## [Work instructions]
Select and reproduce each line of the listing below that bears the string "legend".

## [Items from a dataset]
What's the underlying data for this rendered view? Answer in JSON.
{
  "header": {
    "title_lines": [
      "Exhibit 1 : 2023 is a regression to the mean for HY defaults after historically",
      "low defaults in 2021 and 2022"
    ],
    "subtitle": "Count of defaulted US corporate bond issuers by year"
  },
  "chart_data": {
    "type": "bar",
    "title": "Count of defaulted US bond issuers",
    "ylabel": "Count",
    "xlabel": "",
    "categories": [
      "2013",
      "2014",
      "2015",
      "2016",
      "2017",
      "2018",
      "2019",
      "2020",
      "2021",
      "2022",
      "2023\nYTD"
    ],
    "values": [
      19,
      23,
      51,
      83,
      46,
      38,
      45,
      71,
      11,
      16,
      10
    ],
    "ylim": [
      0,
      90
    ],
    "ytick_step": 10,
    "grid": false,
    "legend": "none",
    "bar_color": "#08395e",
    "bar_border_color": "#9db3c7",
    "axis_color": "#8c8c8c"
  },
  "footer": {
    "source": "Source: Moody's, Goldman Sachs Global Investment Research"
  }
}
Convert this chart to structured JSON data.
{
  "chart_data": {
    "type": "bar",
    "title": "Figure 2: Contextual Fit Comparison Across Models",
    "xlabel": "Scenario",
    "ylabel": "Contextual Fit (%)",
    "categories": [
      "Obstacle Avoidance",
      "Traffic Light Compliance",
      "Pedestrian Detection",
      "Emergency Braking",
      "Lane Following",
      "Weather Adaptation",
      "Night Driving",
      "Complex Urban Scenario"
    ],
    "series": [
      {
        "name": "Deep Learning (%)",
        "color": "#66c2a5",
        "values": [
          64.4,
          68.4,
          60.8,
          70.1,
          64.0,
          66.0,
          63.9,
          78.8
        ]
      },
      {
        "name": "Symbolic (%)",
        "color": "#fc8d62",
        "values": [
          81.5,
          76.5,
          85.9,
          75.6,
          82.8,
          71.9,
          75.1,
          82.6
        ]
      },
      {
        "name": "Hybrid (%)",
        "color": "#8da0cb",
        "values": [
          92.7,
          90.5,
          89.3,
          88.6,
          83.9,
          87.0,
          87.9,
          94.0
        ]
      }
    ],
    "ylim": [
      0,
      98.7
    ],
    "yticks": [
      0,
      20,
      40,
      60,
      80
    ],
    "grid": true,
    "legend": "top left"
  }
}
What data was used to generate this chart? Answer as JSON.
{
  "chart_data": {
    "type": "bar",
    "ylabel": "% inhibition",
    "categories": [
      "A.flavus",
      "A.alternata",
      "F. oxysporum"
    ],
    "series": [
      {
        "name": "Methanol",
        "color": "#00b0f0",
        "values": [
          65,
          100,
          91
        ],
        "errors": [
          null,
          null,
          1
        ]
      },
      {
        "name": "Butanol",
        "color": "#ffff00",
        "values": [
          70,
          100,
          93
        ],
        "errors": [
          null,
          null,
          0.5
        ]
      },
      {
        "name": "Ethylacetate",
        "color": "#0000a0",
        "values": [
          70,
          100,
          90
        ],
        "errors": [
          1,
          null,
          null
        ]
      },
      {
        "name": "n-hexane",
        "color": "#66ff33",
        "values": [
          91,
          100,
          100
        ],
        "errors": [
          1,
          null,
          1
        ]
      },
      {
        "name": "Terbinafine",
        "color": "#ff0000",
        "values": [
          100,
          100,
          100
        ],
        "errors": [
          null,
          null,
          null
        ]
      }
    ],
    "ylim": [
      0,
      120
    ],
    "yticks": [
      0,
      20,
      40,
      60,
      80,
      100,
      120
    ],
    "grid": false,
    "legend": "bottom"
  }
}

## [Response to the task]
    "legend": "none",
    "legend": "top left"
    "legend": "bottom"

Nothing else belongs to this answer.